→ Material for the task
- - - -
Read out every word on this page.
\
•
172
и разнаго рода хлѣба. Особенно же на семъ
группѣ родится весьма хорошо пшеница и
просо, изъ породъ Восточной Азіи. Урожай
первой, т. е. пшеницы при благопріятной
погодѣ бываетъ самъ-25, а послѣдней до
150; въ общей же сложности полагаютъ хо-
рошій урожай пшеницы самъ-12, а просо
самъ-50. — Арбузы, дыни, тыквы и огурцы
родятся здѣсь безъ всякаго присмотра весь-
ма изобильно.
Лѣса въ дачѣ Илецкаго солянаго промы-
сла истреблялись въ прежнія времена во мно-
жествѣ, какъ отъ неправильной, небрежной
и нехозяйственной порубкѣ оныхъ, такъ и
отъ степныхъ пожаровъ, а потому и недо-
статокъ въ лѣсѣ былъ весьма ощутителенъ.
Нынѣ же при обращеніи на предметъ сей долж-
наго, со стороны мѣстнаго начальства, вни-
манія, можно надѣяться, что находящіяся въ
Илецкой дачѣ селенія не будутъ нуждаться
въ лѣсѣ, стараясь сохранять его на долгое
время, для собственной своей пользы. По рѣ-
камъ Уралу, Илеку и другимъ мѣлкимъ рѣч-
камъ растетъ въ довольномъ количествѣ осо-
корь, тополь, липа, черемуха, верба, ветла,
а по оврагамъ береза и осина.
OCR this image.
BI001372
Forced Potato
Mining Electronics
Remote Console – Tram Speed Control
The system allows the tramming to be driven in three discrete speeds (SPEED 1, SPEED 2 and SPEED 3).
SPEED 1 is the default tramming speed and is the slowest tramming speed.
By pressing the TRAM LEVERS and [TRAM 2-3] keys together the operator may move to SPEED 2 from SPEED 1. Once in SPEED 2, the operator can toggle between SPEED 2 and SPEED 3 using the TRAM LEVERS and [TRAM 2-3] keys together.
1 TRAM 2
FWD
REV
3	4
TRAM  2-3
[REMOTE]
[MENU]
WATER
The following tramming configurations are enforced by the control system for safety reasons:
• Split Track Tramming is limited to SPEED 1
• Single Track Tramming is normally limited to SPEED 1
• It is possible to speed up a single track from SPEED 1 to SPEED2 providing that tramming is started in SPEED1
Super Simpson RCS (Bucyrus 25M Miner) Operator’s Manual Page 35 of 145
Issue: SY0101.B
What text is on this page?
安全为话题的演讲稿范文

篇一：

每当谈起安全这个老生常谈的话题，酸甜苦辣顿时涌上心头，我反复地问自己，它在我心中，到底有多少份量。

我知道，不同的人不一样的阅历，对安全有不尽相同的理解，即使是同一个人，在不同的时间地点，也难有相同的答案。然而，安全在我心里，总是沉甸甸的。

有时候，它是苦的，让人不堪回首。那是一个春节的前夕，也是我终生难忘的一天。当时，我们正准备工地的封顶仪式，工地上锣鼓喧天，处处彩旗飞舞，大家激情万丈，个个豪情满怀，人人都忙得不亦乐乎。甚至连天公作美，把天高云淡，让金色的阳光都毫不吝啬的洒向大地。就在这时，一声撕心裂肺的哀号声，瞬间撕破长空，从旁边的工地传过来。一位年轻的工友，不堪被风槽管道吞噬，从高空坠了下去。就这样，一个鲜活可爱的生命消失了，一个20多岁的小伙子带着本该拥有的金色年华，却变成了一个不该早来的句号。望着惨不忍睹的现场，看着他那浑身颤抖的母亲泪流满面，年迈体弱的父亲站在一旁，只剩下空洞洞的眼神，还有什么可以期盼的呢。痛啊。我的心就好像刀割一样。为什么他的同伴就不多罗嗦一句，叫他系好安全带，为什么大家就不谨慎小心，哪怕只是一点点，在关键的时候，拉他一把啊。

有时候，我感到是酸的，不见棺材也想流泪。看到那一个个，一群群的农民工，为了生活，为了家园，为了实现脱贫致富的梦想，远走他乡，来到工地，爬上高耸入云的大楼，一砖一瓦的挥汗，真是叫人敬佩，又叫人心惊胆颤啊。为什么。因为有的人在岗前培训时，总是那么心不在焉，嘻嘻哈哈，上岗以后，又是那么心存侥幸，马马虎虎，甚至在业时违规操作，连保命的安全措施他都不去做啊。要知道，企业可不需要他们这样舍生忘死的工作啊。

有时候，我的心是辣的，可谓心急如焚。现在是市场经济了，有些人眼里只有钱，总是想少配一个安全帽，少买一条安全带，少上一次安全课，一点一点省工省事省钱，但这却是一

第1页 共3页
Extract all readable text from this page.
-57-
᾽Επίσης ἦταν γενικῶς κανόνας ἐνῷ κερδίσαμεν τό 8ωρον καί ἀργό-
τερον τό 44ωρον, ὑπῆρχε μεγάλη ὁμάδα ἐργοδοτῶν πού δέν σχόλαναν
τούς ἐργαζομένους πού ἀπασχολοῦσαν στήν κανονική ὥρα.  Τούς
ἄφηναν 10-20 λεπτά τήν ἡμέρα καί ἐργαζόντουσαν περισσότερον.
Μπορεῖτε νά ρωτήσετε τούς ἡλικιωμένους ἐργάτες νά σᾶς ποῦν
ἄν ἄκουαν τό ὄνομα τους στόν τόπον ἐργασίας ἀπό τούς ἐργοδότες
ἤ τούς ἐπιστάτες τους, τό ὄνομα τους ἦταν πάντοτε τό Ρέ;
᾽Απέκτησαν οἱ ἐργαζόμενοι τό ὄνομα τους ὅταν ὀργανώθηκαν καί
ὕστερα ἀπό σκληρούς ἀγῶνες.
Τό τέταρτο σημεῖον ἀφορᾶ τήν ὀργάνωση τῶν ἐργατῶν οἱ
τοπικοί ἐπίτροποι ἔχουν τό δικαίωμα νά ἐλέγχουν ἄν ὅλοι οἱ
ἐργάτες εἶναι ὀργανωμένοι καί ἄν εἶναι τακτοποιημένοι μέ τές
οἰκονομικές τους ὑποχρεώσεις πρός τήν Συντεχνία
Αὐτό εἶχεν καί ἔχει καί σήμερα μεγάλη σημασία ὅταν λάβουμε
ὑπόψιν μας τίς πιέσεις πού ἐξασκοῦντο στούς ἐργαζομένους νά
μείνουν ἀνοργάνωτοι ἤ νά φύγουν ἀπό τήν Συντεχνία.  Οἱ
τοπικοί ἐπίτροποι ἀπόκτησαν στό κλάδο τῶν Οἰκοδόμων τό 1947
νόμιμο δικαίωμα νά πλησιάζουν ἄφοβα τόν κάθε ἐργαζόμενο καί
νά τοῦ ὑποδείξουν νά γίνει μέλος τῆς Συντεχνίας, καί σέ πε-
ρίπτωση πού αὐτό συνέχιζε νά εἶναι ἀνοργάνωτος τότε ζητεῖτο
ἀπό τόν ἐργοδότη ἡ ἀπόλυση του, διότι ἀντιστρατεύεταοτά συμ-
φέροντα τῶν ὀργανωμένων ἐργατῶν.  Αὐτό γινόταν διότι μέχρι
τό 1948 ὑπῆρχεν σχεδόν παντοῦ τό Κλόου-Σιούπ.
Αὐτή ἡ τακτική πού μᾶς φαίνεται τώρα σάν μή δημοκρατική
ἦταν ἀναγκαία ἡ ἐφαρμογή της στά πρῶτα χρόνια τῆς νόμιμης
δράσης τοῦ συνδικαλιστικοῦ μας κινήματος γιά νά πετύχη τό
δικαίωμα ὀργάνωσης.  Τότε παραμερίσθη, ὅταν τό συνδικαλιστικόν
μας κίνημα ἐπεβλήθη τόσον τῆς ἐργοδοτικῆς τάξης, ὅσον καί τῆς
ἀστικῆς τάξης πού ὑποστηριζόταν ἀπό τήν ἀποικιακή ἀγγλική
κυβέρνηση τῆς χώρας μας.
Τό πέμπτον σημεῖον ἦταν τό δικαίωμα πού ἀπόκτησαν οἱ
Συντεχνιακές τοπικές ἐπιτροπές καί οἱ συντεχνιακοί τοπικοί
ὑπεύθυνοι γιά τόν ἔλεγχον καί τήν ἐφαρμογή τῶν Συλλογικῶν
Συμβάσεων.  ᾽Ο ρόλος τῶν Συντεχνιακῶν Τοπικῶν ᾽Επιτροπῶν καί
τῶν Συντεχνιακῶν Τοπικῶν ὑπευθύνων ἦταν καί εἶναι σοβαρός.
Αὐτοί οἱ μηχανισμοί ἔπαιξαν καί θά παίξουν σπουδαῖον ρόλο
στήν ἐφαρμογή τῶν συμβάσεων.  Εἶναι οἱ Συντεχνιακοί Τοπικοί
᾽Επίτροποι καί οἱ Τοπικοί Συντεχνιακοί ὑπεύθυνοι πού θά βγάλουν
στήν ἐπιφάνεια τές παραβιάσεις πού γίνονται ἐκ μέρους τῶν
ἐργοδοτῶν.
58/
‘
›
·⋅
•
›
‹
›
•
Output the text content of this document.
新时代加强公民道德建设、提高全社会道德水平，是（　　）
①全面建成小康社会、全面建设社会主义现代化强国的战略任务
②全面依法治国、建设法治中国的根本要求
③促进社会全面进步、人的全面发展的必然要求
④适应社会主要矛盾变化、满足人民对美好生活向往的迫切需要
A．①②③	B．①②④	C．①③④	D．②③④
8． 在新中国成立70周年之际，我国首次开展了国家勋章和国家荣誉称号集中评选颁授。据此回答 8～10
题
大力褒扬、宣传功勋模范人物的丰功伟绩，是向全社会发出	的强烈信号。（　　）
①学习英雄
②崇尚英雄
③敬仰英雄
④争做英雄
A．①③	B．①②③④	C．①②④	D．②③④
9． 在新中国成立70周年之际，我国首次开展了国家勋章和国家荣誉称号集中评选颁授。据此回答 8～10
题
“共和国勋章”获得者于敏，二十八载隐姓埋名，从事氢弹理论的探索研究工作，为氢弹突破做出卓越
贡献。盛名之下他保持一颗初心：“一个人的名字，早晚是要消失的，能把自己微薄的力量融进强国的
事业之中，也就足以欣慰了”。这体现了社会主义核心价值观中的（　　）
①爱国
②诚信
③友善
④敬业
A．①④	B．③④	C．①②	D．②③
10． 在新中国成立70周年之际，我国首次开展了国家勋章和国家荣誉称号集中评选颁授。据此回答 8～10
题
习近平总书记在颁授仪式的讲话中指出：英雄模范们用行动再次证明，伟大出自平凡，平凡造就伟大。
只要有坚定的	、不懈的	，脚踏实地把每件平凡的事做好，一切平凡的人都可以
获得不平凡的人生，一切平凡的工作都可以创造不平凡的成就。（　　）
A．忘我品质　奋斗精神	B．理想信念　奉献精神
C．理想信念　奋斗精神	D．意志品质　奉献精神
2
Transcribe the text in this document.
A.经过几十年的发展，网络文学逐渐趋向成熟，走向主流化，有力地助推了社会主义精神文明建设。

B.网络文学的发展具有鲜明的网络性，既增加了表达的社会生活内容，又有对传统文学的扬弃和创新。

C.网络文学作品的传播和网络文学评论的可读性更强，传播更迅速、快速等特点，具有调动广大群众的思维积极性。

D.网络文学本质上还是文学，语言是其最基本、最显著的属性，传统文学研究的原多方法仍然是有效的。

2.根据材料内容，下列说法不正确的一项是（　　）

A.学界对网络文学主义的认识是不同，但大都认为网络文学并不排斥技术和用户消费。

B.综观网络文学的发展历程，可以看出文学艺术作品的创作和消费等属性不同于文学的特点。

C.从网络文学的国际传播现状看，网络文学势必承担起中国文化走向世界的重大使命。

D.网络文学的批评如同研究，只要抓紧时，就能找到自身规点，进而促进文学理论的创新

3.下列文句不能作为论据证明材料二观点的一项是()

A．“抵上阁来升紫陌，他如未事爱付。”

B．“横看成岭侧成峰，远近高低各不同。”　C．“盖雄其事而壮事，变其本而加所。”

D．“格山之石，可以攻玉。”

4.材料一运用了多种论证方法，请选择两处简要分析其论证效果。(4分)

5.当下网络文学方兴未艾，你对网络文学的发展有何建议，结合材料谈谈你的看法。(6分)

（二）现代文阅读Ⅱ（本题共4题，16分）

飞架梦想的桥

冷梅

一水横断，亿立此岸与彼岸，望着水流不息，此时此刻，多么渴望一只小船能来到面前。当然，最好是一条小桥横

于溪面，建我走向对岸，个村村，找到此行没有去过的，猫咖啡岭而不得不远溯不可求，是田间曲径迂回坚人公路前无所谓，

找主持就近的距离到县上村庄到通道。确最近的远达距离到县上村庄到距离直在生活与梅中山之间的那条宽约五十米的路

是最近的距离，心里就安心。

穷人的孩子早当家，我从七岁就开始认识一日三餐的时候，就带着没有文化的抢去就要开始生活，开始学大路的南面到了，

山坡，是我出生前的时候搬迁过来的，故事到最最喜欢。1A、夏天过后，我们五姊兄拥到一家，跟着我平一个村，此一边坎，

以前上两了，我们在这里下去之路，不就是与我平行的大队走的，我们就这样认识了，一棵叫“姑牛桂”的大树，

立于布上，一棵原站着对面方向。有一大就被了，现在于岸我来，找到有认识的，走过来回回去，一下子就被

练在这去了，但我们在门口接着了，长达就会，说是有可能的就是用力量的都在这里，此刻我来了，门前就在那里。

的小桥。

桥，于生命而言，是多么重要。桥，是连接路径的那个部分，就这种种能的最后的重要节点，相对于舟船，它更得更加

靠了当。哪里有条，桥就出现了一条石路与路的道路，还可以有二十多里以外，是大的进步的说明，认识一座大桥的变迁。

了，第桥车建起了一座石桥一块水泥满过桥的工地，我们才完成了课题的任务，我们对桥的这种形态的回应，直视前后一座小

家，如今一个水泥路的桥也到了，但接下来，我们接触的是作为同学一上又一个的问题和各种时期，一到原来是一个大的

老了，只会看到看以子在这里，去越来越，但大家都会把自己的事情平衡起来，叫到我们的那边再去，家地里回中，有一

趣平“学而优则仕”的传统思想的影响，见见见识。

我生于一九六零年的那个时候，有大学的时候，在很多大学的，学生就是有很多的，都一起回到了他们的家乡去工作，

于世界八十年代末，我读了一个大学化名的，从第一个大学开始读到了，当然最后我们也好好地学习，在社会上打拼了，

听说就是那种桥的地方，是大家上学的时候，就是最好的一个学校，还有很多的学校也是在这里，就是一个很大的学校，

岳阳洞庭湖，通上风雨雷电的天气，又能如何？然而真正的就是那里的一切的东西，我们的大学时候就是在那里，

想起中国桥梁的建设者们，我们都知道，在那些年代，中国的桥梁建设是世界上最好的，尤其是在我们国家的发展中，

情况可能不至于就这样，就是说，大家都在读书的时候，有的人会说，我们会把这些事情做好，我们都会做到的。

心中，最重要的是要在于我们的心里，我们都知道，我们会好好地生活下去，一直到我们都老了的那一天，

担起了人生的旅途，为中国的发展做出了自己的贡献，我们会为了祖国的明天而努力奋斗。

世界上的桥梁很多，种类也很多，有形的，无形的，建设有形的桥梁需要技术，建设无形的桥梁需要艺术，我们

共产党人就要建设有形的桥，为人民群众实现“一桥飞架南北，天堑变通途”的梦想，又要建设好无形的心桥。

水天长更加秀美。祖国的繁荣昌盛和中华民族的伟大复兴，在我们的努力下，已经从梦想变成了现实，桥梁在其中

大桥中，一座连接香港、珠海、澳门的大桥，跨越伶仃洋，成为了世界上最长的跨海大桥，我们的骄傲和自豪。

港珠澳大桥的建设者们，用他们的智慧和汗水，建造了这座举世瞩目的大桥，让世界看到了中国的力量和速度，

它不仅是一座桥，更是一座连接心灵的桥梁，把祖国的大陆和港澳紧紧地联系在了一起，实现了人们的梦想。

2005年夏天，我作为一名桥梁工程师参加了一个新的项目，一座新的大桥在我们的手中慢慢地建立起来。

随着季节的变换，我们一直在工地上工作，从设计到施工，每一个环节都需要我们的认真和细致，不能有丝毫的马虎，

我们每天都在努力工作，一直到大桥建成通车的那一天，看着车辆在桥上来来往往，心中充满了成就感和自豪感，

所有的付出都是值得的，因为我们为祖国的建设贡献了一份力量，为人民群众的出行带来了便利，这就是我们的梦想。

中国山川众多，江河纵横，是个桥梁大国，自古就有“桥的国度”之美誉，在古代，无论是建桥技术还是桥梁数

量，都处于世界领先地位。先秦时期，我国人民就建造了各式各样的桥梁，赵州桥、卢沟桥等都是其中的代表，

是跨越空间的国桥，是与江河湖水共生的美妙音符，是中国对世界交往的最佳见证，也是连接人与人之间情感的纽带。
- - - -
→ Written request
Work through the listing above and report how many lines include the string "пшеницы", with no other text.

→ Written response
2